Work to complete » Pull out every line below that holds the word "symbol".

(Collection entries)
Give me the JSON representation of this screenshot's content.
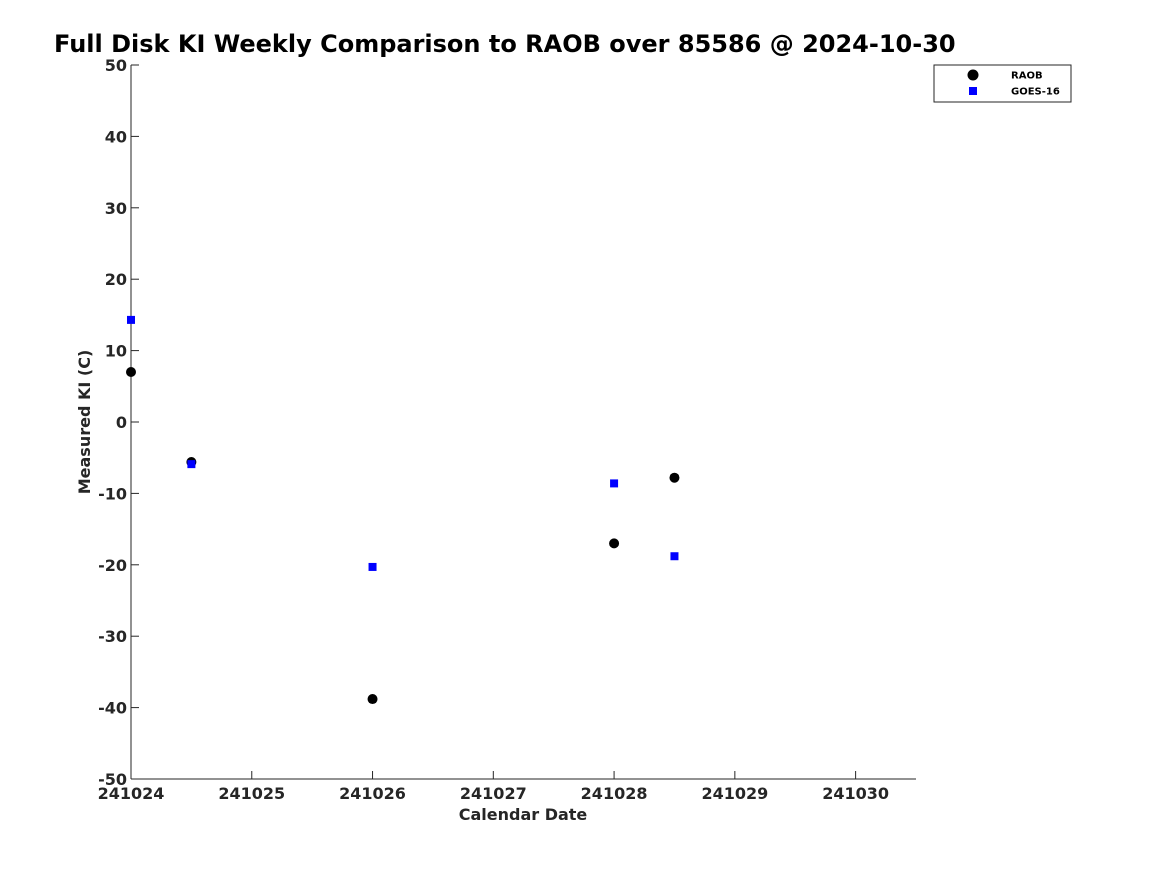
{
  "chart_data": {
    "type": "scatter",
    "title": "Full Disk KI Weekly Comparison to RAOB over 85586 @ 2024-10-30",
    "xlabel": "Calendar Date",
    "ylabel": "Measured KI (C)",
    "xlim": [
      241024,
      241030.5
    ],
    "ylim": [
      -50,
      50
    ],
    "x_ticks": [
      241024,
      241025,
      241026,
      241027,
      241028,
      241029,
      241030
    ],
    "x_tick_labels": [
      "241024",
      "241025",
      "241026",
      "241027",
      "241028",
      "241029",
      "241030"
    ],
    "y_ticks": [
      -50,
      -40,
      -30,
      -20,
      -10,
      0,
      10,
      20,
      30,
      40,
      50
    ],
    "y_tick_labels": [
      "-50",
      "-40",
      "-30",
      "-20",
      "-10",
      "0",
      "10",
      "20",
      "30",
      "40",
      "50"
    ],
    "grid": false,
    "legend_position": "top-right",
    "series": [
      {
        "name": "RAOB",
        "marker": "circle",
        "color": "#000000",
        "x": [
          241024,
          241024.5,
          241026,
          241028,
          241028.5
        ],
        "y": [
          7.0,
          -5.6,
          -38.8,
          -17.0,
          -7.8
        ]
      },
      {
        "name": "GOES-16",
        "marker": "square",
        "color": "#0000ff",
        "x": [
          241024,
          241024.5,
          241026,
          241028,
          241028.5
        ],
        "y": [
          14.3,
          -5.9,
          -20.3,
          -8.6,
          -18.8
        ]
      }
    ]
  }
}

---

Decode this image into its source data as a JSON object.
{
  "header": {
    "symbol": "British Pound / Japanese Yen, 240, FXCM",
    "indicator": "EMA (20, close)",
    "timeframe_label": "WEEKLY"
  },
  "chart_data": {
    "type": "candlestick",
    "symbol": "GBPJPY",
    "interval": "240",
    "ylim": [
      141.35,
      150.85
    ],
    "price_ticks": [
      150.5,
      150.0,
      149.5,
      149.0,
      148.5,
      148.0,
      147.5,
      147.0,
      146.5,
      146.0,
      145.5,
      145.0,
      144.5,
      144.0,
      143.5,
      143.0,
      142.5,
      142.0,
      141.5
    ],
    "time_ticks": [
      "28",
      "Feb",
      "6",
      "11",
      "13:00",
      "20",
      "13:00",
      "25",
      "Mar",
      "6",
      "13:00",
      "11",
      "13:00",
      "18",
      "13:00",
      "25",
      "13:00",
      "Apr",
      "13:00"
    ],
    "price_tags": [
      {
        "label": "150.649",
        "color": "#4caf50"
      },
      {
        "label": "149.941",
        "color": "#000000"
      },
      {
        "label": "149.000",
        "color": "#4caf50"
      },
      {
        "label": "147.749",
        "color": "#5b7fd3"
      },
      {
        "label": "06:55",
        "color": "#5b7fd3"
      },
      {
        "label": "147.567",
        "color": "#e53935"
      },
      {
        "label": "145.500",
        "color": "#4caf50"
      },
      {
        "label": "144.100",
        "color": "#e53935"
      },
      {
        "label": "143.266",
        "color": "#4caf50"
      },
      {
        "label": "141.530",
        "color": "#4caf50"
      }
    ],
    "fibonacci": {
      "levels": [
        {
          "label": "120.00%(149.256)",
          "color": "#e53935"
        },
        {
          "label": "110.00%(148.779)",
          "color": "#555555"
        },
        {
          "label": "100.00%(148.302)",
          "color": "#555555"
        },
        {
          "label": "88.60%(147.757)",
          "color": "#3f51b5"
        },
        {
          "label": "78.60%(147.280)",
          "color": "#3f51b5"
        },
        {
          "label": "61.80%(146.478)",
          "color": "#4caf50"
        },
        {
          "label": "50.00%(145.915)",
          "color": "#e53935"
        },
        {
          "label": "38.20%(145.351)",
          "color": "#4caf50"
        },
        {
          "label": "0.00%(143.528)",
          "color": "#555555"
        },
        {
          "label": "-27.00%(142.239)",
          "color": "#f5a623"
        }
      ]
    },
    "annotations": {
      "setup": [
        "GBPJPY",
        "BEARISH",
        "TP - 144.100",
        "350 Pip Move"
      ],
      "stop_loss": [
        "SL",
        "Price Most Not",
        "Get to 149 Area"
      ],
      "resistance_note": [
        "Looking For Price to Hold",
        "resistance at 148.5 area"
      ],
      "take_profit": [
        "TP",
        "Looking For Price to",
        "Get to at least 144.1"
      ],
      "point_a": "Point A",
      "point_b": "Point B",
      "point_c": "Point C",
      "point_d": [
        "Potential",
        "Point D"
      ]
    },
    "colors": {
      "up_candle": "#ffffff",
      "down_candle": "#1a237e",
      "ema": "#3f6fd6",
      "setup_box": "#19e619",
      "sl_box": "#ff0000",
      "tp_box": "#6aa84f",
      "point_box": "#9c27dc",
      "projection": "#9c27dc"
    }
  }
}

Completed exercise »
    "symbol": "British Pound / Japanese Yen, 240, FXCM",
    "symbol": "GBPJPY",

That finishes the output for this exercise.